> Written task: Nothing may be dropped or altered: reproduce all the data.

> Provided entries:
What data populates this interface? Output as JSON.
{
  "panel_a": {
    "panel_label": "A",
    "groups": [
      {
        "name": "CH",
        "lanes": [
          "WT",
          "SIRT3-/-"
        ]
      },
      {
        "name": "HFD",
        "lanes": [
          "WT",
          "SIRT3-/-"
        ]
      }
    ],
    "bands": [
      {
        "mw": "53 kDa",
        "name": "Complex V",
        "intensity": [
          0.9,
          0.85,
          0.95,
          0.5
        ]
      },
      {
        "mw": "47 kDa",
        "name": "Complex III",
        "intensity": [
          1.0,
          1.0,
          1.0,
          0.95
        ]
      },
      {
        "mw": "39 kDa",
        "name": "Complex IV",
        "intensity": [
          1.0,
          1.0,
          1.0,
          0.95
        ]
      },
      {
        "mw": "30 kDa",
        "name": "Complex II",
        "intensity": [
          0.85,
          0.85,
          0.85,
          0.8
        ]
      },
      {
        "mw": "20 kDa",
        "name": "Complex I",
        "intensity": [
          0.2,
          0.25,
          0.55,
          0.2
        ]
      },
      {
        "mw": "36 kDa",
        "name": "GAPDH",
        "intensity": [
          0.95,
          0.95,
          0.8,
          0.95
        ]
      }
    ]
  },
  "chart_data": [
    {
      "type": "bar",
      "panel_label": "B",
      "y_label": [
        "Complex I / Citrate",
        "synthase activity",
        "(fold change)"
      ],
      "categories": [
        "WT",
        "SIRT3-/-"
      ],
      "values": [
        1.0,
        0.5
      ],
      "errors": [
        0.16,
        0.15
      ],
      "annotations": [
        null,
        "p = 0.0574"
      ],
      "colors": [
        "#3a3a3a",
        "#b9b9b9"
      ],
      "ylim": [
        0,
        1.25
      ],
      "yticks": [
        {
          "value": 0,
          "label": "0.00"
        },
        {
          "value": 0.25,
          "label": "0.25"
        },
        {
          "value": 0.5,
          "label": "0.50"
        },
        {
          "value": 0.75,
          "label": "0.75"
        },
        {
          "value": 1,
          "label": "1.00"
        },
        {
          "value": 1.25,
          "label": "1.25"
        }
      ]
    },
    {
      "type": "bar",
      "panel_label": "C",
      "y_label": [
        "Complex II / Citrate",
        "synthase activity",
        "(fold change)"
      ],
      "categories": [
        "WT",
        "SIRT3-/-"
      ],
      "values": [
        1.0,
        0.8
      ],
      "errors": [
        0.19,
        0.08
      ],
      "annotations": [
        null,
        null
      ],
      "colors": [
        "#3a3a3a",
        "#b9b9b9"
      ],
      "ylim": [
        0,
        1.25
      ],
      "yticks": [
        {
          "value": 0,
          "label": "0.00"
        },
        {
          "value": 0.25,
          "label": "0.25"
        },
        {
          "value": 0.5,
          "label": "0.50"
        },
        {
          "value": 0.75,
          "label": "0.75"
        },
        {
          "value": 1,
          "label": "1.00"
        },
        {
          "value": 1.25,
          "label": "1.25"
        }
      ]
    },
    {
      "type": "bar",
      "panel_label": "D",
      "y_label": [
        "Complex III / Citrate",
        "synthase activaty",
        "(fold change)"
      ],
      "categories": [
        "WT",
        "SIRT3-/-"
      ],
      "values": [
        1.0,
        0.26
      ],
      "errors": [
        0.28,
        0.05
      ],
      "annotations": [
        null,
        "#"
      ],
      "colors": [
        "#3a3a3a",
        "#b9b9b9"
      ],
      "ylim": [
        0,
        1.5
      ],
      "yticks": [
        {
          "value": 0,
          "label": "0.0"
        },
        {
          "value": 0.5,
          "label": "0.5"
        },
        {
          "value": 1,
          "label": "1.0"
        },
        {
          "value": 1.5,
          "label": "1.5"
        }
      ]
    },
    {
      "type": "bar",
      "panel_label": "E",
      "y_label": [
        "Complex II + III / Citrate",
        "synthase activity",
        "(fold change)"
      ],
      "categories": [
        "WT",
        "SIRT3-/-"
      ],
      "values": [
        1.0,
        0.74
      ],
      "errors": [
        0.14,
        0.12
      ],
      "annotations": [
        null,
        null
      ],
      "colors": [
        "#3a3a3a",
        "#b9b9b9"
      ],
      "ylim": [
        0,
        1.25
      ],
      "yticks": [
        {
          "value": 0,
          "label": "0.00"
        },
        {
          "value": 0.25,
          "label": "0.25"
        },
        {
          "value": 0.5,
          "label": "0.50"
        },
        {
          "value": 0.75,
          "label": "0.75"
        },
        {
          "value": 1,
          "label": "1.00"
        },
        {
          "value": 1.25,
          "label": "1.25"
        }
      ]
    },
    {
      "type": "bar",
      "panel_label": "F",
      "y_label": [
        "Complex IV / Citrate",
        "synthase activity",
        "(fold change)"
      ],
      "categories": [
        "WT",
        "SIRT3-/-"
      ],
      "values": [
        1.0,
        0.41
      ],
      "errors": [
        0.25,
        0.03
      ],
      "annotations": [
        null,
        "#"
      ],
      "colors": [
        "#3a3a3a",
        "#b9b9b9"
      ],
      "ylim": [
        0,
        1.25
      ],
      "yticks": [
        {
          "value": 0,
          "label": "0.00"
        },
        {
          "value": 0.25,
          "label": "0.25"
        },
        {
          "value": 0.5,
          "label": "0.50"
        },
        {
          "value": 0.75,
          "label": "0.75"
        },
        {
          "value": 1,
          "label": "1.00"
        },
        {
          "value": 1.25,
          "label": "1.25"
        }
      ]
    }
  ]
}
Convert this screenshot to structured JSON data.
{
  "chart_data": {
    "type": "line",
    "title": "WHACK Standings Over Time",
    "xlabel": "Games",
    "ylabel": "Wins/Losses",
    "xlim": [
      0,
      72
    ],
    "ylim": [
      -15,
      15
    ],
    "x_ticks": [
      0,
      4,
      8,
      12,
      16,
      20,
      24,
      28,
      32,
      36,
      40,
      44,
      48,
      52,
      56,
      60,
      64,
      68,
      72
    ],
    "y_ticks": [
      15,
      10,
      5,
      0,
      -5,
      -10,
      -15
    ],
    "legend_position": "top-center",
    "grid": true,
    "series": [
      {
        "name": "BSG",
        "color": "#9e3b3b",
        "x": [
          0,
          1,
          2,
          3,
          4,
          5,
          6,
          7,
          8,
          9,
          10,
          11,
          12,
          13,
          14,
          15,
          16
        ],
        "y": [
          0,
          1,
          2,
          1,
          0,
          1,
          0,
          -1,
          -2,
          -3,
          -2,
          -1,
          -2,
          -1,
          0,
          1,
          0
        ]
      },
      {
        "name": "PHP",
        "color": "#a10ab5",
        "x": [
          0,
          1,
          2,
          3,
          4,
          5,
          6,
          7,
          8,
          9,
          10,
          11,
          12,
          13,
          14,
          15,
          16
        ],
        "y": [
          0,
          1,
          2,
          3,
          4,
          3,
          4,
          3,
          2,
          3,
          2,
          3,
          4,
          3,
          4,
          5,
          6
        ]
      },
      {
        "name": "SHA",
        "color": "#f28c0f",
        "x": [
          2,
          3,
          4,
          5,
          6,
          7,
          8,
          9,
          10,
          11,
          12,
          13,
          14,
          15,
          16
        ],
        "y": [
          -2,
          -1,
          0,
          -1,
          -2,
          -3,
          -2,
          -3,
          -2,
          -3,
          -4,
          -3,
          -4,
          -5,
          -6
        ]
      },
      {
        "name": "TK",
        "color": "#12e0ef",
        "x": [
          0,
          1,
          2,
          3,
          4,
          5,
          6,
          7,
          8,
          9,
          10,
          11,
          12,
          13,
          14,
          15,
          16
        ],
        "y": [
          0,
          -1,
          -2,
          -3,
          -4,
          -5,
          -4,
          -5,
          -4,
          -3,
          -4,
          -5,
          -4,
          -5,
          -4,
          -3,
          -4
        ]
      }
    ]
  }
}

> The response:
What data populates this interface? Output as JSON.
{
  "panel_a": {
    "panel_label": "A",
    "groups": [
      {
        "name": "CH",
        "lanes": [
          "WT",
          "SIRT3-/-"
        ]
      },
      {
        "name": "HFD",
        "lanes": [
          "WT",
          "SIRT3-/-"
        ]
      }
    ],
    "bands": [
      {
        "mw": "53 kDa",
        "name": "Complex V",
        "intensity": [
          0.9,
          0.85,
          0.95,
          0.5
        ]
      },
      {
        "mw": "47 kDa",
        "name": "Complex III",
        "intensity": [
          1.0,
          1.0,
          1.0,
          0.95
        ]
      },
      {
        "mw": "39 kDa",
        "name": "Complex IV",
        "intensity": [
          1.0,
          1.0,
          1.0,
          0.95
        ]
      },
      {
        "mw": "30 kDa",
        "name": "Complex II",
        "intensity": [
          0.85,
          0.85,
          0.85,
          0.8
        ]
      },
      {
        "mw": "20 kDa",
        "name": "Complex I",
        "intensity": [
          0.2,
          0.25,
          0.55,
          0.2
        ]
      },
      {
        "mw": "36 kDa",
        "name": "GAPDH",
        "intensity": [
          0.95,
          0.95,
          0.8,
          0.95
        ]
      }
    ]
  },
  "chart_data": [
    {
      "type": "bar",
      "panel_label": "B",
      "y_label": [
        "Complex I / Citrate",
        "synthase activity",
        "(fold change)"
      ],
      "categories": [
        "WT",
        "SIRT3-/-"
      ],
      "values": [
        1.0,
        0.5
      ],
      "errors": [
        0.16,
        0.15
      ],
      "annotations": [
        null,
        "p = 0.0574"
      ],
      "colors": [
        "#3a3a3a",
        "#b9b9b9"
      ],
      "ylim": [
        0,
        1.25
      ],
      "yticks": [
        {
          "value": 0,
          "label": "0.00"
        },
        {
          "value": 0.25,
          "label": "0.25"
        },
        {
          "value": 0.5,
          "label": "0.50"
        },
        {
          "value": 0.75,
          "label": "0.75"
        },
        {
          "value": 1,
          "label": "1.00"
        },
        {
          "value": 1.25,
          "label": "1.25"
        }
      ]
    },
    {
      "type": "bar",
      "panel_label": "C",
      "y_label": [
        "Complex II / Citrate",
        "synthase activity",
        "(fold change)"
      ],
      "categories": [
        "WT",
        "SIRT3-/-"
      ],
      "values": [
        1.0,
        0.8
      ],
      "errors": [
        0.19,
        0.08
      ],
      "annotations": [
        null,
        null
      ],
      "colors": [
        "#3a3a3a",
        "#b9b9b9"
      ],
      "ylim": [
        0,
        1.25
      ],
      "yticks": [
        {
          "value": 0,
          "label": "0.00"
        },
        {
          "value": 0.25,
          "label": "0.25"
        },
        {
          "value": 0.5,
          "label": "0.50"
        },
        {
          "value": 0.75,
          "label": "0.75"
        },
        {
          "value": 1,
          "label": "1.00"
        },
        {
          "value": 1.25,
          "label": "1.25"
        }
      ]
    },
    {
      "type": "bar",
      "panel_label": "D",
      "y_label": [
        "Complex III / Citrate",
        "synthase activaty",
        "(fold change)"
      ],
      "categories": [
        "WT",
        "SIRT3-/-"
      ],
      "values": [
        1.0,
        0.26
      ],
      "errors": [
        0.28,
        0.05
      ],
      "annotations": [
        null,
        "#"
      ],
      "colors": [
        "#3a3a3a",
        "#b9b9b9"
      ],
      "ylim": [
        0,
        1.5
      ],
      "yticks": [
        {
          "value": 0,
          "label": "0.0"
        },
        {
          "value": 0.5,
          "label": "0.5"
        },
        {
          "value": 1,
          "label": "1.0"
        },
        {
          "value": 1.5,
          "label": "1.5"
        }
      ]
    },
    {
      "type": "bar",
      "panel_label": "E",
      "y_label": [
        "Complex II + III / Citrate",
        "synthase activity",
        "(fold change)"
      ],
      "categories": [
        "WT",
        "SIRT3-/-"
      ],
      "values": [
        1.0,
        0.74
      ],
      "errors": [
        0.14,
        0.12
      ],
      "annotations": [
        null,
        null
      ],
      "colors": [
        "#3a3a3a",
        "#b9b9b9"
      ],
      "ylim": [
        0,
        1.25
      ],
      "yticks": [
        {
          "value": 0,
          "label": "0.00"
        },
        {
          "value": 0.25,
          "label": "0.25"
        },
        {
          "value": 0.5,
          "label": "0.50"
        },
        {
          "value": 0.75,
          "label": "0.75"
        },
        {
          "value": 1,
          "label": "1.00"
        },
        {
          "value": 1.25,
          "label": "1.25"
        }
      ]
    },
    {
      "type": "bar",
      "panel_label": "F",
      "y_label": [
        "Complex IV / Citrate",
        "synthase activity",
        "(fold change)"
      ],
      "categories": [
        "WT",
        "SIRT3-/-"
      ],
      "values": [
        1.0,
        0.41
      ],
      "errors": [
        0.25,
        0.03
      ],
      "annotations": [
        null,
        "#"
      ],
      "colors": [
        "#3a3a3a",
        "#b9b9b9"
      ],
      "ylim": [
        0,
        1.25
      ],
      "yticks": [
        {
          "value": 0,
          "label": "0.00"
        },
        {
          "value": 0.25,
          "label": "0.25"
        },
        {
          "value": 0.5,
          "label": "0.50"
        },
        {
          "value": 0.75,
          "label": "0.75"
        },
        {
          "value": 1,
          "label": "1.00"
        },
        {
          "value": 1.25,
          "label": "1.25"
        }
      ]
    }
  ]
}
Convert this screenshot to structured JSON data.
{
  "chart_data": {
    "type": "line",
    "title": "WHACK Standings Over Time",
    "xlabel": "Games",
    "ylabel": "Wins/Losses",
    "xlim": [
      0,
      72
    ],
    "ylim": [
      -15,
      15
    ],
    "x_ticks": [
      0,
      4,
      8,
      12,
      16,
      20,
      24,
      28,
      32,
      36,
      40,
      44,
      48,
      52,
      56,
      60,
      64,
      68,
      72
    ],
    "y_ticks": [
      15,
      10,
      5,
      0,
      -5,
      -10,
      -15
    ],
    "legend_position": "top-center",
    "grid": true,
    "series": [
      {
        "name": "BSG",
        "color": "#9e3b3b",
        "x": [
          0,
          1,
          2,
          3,
          4,
          5,
          6,
          7,
          8,
          9,
          10,
          11,
          12,
          13,
          14,
          15,
          16
        ],
        "y": [
          0,
          1,
          2,
          1,
          0,
          1,
          0,
          -1,
          -2,
          -3,
          -2,
          -1,
          -2,
          -1,
          0,
          1,
          0
        ]
      },
      {
        "name": "PHP",
        "color": "#a10ab5",
        "x": [
          0,
          1,
          2,
          3,
          4,
          5,
          6,
          7,
          8,
          9,
          10,
          11,
          12,
          13,
          14,
          15,
          16
        ],
        "y": [
          0,
          1,
          2,
          3,
          4,
          3,
          4,
          3,
          2,
          3,
          2,
          3,
          4,
          3,
          4,
          5,
          6
        ]
      },
      {
        "name": "SHA",
        "color": "#f28c0f",
        "x": [
          2,
          3,
          4,
          5,
          6,
          7,
          8,
          9,
          10,
          11,
          12,
          13,
          14,
          15,
          16
        ],
        "y": [
          -2,
          -1,
          0,
          -1,
          -2,
          -3,
          -2,
          -3,
          -2,
          -3,
          -4,
          -3,
          -4,
          -5,
          -6
        ]
      },
      {
        "name": "TK",
        "color": "#12e0ef",
        "x": [
          0,
          1,
          2,
          3,
          4,
          5,
          6,
          7,
          8,
          9,
          10,
          11,
          12,
          13,
          14,
          15,
          16
        ],
        "y": [
          0,
          -1,
          -2,
          -3,
          -4,
          -5,
          -4,
          -5,
          -4,
          -3,
          -4,
          -5,
          -4,
          -5,
          -4,
          -3,
          -4
        ]
      }
    ]
  }
}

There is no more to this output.